TEXTO DO DOCUMENTO:

Os profissionais cristãos envolvidos na educação: pedagogos, psicólogos, psicopedagogos, professores de diversas áreas, etc, são formados em faculdades não-cristãs e podem assimilar uma visão secularizada de educação por aprenderem em uma base filosófica contrária a cosmovisão cristã. É importante ressaltar que “para o cristão uma cosmovisão cristã vai expressar dois pontos fundamentais: 1) abriga o entendimento do universo como criação de Deus. 2) aborda a todas as esferas de conhecimento, possíveis de estarem presentes na humanidade, como procedentes do Deus único e verdadeiro, Senhor do universo” (Portela, 2012, p.149).
Para que possamos detectar práticas educacionais contrárias a uma cosmovisão cristã, é preciso entender o que a Bíblia tem a nos ensinar sobre educação.
1. Não há neutralidade no ensino
Não há neutralidade em nenhum método de ensino e muito menos em quem ensina. “Não há pessoa neutra e, por consequência, educador neutro. Ser professor significa “professar” uma visão de mundo” (Inêz Borges, 2008, p.41). Por isso, a igreja deve saber que ao escolher uma prática, irá expressar uma filosofia e portanto deve refletir sobre que base filosófica tem alicerçado sua prática. A igreja deve também considerar o que os seus membros, adultos ou crianças estão aprendendo nas horas que passam nas escolas de ensino fundamental, universidades, etc, e refletir sobre como pode ensinar este membro “...no caminho que deve andar ...” (Provérbios 22.6). Cada cristão deve conhecer o que a Bíblia tem a ensinar sobre uma prática educacional correta para que seja levado “... cativo todo pensamento à obediência de Cristo” (2Coríntios 10.5).
2. O QUE É FILOSOFIA DE EDUCAÇÃO?
Vamos observar as definições abaixo a partir da afirmação de que toda prática educacional repousa em uma filosofia educacional.
Filosofia: Grego amar e sabedoria; L. philosophia.
1. Literalmente, o amor à sabedoria. Mas na aceitação moderna, filosofia é o termo genérico que denota uma explicação da razão das coisas; ou uma investigação das causas de todos os fenômenos tanto da mente quanto da matéria.
2. Raciocínio; argumentação.
literalmente, amor a sabedoria. (Webster, 1828).
Educação: “A Educação compreende toda uma série de instrução e disciplina com a intenção de iluminar o entendimento, corrigir o temperamento e formar as maneiras e hábitos dos jovens para que sejam úteis em suas futuras ocupações.” (Webster, 1828).
Segundo Normam DeJong[2], de acordo com as respostas dadas as perguntas abaixo, formularemos a nossa filosofia educacional.

EXERCÍCIO ESCRITO 1: Redigite tudo, desde o começo das linhas abaixo até a linha que contém "category-label-line: Bequemlichkeit: Es", incluindo as duas.

MATERIAL EXIBIDO:
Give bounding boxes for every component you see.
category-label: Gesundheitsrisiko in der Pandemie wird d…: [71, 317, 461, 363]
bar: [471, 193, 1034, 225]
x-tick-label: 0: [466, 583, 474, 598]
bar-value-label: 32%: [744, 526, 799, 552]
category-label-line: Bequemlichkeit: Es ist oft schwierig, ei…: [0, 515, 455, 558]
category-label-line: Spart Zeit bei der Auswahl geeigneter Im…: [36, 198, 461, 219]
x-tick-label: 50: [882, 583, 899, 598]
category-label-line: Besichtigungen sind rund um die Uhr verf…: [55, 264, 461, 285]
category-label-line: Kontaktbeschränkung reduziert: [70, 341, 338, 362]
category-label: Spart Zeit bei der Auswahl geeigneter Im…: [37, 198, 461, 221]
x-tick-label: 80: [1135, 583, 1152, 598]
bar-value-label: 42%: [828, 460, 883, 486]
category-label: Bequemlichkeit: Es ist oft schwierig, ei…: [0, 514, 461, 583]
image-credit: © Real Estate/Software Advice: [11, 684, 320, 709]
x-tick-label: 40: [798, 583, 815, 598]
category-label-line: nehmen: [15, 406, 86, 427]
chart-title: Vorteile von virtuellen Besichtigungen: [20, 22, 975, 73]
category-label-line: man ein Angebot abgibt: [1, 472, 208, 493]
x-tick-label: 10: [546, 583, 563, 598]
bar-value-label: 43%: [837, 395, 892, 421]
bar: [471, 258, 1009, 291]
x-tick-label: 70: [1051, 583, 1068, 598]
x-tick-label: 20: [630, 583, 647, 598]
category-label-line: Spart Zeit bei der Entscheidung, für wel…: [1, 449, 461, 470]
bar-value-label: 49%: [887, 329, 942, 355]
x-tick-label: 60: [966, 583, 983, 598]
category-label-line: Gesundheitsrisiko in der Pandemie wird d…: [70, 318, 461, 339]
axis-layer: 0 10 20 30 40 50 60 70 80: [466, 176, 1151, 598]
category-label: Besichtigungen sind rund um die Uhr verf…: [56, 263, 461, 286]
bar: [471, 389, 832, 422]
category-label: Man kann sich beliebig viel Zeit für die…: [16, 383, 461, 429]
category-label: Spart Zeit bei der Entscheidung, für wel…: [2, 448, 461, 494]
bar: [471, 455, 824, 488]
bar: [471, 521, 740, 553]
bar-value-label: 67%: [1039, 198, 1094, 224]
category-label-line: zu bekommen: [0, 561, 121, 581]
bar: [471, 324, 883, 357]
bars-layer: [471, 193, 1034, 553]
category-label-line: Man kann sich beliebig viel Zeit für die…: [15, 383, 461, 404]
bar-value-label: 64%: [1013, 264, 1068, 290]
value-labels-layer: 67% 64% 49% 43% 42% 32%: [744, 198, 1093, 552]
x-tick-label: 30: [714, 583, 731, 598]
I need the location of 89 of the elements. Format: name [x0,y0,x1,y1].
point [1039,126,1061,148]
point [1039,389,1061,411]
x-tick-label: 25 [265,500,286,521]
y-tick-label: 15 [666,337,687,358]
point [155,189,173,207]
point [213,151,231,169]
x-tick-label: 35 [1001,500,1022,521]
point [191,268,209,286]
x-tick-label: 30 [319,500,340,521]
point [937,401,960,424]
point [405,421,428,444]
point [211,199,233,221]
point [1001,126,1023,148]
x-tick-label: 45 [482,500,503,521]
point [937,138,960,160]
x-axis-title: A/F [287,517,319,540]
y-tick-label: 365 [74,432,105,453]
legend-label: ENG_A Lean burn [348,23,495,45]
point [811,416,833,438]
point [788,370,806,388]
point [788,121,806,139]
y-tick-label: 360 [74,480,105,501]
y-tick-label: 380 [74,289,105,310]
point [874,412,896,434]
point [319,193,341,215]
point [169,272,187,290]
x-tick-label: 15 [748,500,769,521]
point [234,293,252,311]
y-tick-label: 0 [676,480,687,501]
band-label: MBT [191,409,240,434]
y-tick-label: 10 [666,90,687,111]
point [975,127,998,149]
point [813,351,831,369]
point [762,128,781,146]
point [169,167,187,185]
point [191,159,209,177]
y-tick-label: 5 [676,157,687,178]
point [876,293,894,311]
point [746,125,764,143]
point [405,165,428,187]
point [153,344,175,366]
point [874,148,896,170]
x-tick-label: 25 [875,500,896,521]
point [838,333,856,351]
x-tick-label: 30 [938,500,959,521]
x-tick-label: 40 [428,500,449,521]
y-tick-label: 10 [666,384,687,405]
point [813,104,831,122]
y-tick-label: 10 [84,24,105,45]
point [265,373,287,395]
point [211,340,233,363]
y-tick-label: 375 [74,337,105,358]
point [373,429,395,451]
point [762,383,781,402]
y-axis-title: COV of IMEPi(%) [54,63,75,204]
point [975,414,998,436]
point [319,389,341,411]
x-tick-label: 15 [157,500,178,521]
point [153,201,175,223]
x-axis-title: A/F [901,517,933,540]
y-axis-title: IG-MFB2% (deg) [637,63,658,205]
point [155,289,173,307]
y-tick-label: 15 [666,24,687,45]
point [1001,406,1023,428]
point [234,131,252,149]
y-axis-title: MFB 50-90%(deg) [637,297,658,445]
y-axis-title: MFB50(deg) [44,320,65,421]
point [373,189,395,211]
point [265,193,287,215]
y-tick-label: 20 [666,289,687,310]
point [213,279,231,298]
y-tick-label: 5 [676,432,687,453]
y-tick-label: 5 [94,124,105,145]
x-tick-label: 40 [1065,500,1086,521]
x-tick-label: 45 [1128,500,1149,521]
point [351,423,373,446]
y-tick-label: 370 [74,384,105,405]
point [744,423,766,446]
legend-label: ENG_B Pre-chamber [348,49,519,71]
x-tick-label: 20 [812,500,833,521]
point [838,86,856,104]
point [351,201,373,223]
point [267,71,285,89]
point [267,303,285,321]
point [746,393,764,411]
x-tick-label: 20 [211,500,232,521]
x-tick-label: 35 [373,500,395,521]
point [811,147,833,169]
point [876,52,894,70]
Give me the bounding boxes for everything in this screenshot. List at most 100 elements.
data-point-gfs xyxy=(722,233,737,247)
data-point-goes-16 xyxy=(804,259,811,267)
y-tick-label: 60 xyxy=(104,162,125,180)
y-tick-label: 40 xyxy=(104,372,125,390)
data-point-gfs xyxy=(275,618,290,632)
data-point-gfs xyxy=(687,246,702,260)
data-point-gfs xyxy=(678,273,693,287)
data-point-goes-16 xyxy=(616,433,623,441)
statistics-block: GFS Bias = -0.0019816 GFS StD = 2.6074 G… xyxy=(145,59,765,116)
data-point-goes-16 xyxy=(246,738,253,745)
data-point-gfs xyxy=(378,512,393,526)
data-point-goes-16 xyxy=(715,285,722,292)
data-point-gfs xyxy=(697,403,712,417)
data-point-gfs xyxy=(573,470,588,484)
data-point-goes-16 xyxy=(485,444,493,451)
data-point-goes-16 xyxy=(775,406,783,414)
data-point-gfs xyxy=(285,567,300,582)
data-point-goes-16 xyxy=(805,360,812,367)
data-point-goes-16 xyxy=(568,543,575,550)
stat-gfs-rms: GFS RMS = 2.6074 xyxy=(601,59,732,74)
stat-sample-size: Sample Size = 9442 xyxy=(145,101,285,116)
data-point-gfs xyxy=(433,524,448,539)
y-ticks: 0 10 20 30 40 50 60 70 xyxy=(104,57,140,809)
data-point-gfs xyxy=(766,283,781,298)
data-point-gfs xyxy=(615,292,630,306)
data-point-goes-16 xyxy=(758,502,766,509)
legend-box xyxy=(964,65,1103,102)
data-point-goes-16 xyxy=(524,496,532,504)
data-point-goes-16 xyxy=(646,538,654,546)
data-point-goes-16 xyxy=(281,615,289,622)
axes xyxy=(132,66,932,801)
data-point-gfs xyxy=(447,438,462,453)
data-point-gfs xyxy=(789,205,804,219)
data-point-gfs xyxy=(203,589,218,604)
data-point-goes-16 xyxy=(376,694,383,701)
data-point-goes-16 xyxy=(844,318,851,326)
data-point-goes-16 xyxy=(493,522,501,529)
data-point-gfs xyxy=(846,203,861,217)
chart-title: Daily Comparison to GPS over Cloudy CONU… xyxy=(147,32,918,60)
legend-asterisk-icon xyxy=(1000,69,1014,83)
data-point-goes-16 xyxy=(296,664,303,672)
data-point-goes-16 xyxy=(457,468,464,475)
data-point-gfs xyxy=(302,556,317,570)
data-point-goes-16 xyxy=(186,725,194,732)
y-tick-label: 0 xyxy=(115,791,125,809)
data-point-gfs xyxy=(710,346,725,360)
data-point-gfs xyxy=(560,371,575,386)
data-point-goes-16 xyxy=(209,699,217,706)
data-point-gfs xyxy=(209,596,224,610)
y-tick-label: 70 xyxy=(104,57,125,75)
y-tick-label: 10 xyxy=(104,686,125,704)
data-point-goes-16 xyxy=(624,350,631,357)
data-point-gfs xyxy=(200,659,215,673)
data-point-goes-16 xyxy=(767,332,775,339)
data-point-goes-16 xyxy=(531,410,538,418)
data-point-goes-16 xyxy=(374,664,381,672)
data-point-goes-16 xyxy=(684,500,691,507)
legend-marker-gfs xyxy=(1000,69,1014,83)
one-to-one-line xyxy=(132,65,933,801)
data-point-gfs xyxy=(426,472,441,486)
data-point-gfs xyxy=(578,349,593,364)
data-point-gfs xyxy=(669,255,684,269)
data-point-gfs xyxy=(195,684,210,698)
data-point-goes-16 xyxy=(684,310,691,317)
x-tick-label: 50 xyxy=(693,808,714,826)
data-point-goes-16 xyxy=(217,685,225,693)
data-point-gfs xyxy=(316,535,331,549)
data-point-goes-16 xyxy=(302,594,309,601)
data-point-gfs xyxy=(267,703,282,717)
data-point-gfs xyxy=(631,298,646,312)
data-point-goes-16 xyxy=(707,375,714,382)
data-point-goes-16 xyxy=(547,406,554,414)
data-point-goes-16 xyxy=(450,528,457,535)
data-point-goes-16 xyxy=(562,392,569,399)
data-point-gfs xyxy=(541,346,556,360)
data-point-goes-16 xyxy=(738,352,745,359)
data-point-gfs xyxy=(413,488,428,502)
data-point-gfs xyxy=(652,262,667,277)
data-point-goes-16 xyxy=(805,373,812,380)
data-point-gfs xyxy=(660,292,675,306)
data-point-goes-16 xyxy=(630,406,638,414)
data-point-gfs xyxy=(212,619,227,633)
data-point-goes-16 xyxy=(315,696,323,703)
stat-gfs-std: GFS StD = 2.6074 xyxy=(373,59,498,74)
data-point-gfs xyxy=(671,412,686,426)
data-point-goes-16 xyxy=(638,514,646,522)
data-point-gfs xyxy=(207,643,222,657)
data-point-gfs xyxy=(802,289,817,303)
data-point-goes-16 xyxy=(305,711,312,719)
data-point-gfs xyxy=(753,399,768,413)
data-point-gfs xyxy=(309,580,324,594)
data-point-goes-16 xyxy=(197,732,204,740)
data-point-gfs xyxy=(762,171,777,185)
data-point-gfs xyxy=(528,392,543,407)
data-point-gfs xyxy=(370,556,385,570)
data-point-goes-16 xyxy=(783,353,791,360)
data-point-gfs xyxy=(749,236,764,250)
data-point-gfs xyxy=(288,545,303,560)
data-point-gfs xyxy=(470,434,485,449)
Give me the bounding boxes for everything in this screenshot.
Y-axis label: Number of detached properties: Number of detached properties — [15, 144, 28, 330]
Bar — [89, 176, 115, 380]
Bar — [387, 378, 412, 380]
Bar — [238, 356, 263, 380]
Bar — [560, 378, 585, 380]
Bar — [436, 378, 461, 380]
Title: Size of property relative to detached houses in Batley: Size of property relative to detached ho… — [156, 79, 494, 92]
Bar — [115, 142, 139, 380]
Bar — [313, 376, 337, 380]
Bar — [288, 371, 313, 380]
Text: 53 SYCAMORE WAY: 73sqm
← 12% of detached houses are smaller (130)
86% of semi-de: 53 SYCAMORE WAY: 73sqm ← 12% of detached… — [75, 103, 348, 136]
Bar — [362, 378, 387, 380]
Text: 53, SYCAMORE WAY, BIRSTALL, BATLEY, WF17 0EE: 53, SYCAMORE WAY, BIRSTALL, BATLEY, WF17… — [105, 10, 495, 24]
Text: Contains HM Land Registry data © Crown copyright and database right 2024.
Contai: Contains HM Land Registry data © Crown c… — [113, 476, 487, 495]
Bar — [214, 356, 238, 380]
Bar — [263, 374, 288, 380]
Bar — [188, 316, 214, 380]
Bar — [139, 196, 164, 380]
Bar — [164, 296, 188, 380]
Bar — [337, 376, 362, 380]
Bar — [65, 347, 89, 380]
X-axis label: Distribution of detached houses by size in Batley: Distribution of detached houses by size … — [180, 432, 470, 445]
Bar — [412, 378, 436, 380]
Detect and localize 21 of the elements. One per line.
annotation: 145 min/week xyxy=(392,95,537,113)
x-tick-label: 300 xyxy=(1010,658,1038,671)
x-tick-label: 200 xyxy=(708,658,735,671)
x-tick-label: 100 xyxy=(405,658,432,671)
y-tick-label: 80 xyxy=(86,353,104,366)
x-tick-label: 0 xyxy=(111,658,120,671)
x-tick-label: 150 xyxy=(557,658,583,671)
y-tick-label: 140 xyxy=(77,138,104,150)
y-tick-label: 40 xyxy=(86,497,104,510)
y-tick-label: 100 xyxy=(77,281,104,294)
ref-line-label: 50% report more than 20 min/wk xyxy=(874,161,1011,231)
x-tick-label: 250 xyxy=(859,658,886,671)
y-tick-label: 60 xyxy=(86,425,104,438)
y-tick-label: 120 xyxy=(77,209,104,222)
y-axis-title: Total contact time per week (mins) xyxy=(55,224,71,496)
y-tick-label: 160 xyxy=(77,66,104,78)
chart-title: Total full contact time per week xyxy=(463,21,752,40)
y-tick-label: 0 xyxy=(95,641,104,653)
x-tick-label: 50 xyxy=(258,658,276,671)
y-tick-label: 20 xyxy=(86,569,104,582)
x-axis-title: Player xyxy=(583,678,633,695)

EXERCÍCIO ESCRITO 2: No texto sobre educação cristã, o que significa ser professor, segundo a citação de Inêz Borges?

RESPOSTA DA TAREFA 1:
Give bounding boxes for every component you see.
category-label: Gesundheitsrisiko in der Pandemie wird d…: [71, 317, 461, 363]
bar: [471, 193, 1034, 225]
x-tick-label: 0: [466, 583, 474, 598]
bar-value-label: 32%: [744, 526, 799, 552]
category-label-line: Bequemlichkeit: Es ist oft schwierig, ei…: [0, 515, 455, 558]

RESPOSTA DA TAREFA 2: Significa "professar" uma visão de mundo.